_EXTRAIT FOURNI_.
Quand à notre propension à nous trucider les uns les autres, souvent pour des prétextes aussi grotesques et futiles que des croyances religieuses, je vous l'accorde, ça, c'est bien spécifiquement humain !
Waw ! Quelle trouvaille ! "Les animaux aussi se bouffent entre eux" Vous n'ignorez pas tout de même qu'à l'intérieur d'une espèce, dans la nature (en captivité c'est autre chose) ce comportement est rare chez les animaux même s'il n'est pas complètement inconnu. On peu citer chez les fourmis la reine qui mange ses propres oeufs, chez des insectes et des arachnides la femelle qui bouffe le mâle après (voire pendant) l'accouplement.
En revanche des comportements comme la guerre (croisade pour motif religieux ou autre), la torture ou le génocide vous aurez vraiment du mal à en trouver l'équivalent chez les animaux. De même, il n'y a que les humains pour avoir parfois des comportements inhumains et on ne peut dénoncer un tel comportement qu'en référence à une éthique. Là, dans l'invention de l'éthique et de la morale se trouve la véritable innovation spécifiquement humaine, ce qui nous distingue des animaux.

_Données de segmentation de page_.
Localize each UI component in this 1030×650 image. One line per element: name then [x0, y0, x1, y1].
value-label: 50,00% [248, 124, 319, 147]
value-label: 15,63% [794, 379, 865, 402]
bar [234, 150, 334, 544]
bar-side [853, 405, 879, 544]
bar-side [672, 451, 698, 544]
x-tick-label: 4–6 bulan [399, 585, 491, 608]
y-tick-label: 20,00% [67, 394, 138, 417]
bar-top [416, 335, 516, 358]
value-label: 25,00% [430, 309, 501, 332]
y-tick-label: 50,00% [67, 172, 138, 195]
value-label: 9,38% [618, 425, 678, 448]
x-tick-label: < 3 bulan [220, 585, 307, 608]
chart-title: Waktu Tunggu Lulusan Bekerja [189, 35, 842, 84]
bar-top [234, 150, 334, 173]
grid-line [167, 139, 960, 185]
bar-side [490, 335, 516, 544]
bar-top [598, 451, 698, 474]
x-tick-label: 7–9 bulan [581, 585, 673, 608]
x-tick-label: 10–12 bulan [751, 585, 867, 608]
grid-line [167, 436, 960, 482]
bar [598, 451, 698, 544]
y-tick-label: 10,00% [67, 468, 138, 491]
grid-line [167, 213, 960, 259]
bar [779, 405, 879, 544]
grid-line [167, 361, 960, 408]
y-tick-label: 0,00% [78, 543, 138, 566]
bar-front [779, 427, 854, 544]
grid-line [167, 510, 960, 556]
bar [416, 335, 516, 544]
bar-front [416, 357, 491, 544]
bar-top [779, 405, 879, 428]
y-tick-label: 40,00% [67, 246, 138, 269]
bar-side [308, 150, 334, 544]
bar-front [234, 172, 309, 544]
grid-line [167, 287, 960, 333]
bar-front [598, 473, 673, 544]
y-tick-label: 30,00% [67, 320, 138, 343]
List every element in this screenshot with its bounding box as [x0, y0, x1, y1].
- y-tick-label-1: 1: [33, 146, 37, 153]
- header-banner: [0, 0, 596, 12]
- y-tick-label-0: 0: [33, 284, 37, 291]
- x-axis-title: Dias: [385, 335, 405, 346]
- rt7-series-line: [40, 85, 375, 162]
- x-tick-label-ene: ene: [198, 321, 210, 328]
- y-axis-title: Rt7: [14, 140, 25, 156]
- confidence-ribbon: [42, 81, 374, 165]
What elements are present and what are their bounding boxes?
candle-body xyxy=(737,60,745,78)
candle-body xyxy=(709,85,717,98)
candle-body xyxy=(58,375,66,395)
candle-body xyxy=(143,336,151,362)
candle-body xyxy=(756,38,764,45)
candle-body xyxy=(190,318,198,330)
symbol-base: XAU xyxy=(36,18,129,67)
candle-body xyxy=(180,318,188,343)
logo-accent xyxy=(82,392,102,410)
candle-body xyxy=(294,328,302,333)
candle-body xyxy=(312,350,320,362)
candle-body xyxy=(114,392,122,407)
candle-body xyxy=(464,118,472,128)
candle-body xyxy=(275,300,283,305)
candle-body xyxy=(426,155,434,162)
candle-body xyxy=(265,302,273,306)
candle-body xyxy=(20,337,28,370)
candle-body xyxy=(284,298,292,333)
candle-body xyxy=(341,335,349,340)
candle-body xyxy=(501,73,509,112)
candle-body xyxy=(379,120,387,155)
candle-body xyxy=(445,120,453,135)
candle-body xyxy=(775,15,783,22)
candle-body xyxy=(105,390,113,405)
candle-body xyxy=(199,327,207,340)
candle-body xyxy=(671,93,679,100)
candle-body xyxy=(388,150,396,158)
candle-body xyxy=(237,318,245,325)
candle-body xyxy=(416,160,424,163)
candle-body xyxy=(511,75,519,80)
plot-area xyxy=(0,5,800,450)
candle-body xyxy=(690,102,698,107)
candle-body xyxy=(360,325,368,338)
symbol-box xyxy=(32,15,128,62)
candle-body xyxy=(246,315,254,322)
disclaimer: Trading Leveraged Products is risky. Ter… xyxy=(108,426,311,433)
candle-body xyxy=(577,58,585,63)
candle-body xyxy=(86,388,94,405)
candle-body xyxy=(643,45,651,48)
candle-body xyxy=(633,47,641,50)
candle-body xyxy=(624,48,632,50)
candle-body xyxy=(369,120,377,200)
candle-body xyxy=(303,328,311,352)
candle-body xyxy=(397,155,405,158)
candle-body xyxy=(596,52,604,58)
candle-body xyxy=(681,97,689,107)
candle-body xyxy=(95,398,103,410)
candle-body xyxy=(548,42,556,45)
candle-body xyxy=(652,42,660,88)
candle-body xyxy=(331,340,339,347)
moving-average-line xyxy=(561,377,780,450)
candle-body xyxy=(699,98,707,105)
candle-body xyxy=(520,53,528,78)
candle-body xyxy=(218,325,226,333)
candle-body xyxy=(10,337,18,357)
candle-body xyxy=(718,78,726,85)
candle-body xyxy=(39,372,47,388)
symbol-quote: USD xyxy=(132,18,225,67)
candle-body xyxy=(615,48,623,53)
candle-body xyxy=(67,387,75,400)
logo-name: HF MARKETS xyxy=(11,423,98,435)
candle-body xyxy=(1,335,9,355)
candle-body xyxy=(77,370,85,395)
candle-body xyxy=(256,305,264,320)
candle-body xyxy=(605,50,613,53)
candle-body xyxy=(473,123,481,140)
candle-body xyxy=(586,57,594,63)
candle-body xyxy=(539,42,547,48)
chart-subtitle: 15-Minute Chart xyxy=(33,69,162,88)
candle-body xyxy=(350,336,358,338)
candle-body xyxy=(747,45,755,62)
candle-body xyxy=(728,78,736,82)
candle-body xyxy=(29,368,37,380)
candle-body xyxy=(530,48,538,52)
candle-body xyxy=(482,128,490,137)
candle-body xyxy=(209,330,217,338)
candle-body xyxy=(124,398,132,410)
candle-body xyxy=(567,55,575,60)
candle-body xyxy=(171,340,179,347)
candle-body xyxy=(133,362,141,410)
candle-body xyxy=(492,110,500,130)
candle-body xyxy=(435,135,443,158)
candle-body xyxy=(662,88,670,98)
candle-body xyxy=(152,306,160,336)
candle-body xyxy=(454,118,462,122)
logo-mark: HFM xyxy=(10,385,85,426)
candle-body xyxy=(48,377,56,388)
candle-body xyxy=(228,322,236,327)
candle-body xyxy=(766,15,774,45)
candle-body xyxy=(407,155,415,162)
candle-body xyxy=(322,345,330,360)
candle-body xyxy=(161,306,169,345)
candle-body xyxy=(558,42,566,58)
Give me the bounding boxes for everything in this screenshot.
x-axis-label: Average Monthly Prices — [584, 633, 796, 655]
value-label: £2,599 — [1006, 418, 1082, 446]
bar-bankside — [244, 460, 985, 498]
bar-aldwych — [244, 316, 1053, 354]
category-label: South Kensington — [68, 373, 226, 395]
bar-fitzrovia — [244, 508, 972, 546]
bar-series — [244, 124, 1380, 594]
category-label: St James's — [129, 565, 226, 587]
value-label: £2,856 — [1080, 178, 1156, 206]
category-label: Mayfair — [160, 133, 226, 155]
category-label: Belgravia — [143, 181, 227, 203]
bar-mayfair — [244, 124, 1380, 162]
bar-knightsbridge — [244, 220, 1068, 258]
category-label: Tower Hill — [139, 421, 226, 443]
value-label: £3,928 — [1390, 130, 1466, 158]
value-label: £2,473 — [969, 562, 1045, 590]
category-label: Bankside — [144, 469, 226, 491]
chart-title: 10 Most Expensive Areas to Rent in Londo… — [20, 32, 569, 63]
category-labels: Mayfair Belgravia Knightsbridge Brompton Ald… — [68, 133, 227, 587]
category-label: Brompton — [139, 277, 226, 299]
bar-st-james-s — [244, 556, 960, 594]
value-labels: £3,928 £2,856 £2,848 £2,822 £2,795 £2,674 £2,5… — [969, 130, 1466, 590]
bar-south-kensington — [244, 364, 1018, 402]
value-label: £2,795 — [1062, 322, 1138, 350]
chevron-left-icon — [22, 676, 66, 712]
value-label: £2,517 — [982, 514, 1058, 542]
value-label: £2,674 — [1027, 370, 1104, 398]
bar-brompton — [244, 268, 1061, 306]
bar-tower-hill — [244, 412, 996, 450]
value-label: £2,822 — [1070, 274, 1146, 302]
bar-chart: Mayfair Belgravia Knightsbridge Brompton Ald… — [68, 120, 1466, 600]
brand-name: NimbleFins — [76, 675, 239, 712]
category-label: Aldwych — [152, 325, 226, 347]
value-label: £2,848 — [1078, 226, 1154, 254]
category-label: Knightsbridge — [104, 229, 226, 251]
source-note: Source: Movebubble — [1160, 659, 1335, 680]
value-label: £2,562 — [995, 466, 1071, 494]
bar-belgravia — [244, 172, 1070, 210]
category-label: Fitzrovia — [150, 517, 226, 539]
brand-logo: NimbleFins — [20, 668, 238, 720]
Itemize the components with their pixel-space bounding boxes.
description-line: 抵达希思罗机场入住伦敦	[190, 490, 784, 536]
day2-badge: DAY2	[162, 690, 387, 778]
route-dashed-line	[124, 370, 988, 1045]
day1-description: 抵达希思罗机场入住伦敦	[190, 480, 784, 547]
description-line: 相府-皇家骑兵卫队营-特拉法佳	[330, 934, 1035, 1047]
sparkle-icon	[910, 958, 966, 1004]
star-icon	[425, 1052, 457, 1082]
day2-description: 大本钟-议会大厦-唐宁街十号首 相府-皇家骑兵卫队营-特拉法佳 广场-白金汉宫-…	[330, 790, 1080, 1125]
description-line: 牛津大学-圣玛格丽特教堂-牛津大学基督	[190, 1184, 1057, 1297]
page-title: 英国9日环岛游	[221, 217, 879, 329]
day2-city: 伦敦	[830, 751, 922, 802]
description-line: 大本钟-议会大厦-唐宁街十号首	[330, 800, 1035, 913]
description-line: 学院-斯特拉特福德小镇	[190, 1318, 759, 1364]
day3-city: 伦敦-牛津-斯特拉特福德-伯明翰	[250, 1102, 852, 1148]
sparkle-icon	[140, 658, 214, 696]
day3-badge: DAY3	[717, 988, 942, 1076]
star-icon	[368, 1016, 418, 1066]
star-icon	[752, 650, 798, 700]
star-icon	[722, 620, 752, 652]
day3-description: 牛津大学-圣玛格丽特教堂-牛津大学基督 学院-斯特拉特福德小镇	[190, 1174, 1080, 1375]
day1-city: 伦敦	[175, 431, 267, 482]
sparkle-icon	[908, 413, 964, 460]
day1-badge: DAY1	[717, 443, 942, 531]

_À FAIRE_. Recopiez mot pour mot le passage de l'extrait fourni qui commence à « Quand à notre » et s'achève à « spécifiquement humain ! ».

_SOLUTION DE L'EXERCICE_.
Quand à notre propension à nous trucider les uns les autres, souvent pour des prétextes aussi grotesques et futiles que des croyances religieuses, je vous l'accorde, ça, c'est bien spécifiquement humain !